Directions for this task =>
In full and without alteration, give the listing again.
## BEGIN Available records
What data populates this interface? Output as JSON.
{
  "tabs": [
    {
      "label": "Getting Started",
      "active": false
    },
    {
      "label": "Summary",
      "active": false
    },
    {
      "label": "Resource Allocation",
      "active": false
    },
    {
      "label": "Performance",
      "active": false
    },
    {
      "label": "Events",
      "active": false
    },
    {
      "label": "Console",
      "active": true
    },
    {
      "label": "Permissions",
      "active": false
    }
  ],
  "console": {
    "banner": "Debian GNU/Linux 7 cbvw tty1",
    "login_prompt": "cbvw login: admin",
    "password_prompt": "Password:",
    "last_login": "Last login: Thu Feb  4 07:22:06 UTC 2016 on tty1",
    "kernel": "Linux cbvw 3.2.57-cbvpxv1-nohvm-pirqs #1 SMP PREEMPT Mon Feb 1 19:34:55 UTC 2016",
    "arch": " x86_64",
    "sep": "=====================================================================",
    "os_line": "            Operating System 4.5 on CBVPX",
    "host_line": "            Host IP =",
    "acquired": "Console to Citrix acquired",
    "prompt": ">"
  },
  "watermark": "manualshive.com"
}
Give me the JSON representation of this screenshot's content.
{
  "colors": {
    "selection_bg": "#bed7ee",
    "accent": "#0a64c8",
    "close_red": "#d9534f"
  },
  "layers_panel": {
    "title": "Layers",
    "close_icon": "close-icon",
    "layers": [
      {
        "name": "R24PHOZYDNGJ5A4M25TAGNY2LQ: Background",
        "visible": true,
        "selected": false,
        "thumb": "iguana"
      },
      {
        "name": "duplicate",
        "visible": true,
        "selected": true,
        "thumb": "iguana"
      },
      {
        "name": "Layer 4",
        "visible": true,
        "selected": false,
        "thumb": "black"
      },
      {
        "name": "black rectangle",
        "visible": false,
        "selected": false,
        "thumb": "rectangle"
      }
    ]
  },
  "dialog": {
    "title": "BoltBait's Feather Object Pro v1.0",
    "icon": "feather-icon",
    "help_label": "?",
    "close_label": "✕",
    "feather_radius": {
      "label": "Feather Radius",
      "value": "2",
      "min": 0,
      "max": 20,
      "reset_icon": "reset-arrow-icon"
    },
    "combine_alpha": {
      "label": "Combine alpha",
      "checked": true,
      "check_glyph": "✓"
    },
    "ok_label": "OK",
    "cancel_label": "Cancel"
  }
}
## END Available records
Finished answer =>
What data populates this interface? Output as JSON.
{
  "tabs": [
    {
      "label": "Getting Started",
      "active": false
    },
    {
      "label": "Summary",
      "active": false
    },
    {
      "label": "Resource Allocation",
      "active": false
    },
    {
      "label": "Performance",
      "active": false
    },
    {
      "label": "Events",
      "active": false
    },
    {
      "label": "Console",
      "active": true
    },
    {
      "label": "Permissions",
      "active": false
    }
  ],
  "console": {
    "banner": "Debian GNU/Linux 7 cbvw tty1",
    "login_prompt": "cbvw login: admin",
    "password_prompt": "Password:",
    "last_login": "Last login: Thu Feb  4 07:22:06 UTC 2016 on tty1",
    "kernel": "Linux cbvw 3.2.57-cbvpxv1-nohvm-pirqs #1 SMP PREEMPT Mon Feb 1 19:34:55 UTC 2016",
    "arch": " x86_64",
    "sep": "=====================================================================",
    "os_line": "            Operating System 4.5 on CBVPX",
    "host_line": "            Host IP =",
    "acquired": "Console to Citrix acquired",
    "prompt": ">"
  },
  "watermark": "manualshive.com"
}
Give me the JSON representation of this screenshot's content.
{
  "colors": {
    "selection_bg": "#bed7ee",
    "accent": "#0a64c8",
    "close_red": "#d9534f"
  },
  "layers_panel": {
    "title": "Layers",
    "close_icon": "close-icon",
    "layers": [
      {
        "name": "R24PHOZYDNGJ5A4M25TAGNY2LQ: Background",
        "visible": true,
        "selected": false,
        "thumb": "iguana"
      },
      {
        "name": "duplicate",
        "visible": true,
        "selected": true,
        "thumb": "iguana"
      },
      {
        "name": "Layer 4",
        "visible": true,
        "selected": false,
        "thumb": "black"
      },
      {
        "name": "black rectangle",
        "visible": false,
        "selected": false,
        "thumb": "rectangle"
      }
    ]
  },
  "dialog": {
    "title": "BoltBait's Feather Object Pro v1.0",
    "icon": "feather-icon",
    "help_label": "?",
    "close_label": "✕",
    "feather_radius": {
      "label": "Feather Radius",
      "value": "2",
      "min": 0,
      "max": 20,
      "reset_icon": "reset-arrow-icon"
    },
    "combine_alpha": {
      "label": "Combine alpha",
      "checked": true,
      "check_glyph": "✓"
    },
    "ok_label": "OK",
    "cancel_label": "Cancel"
  }
}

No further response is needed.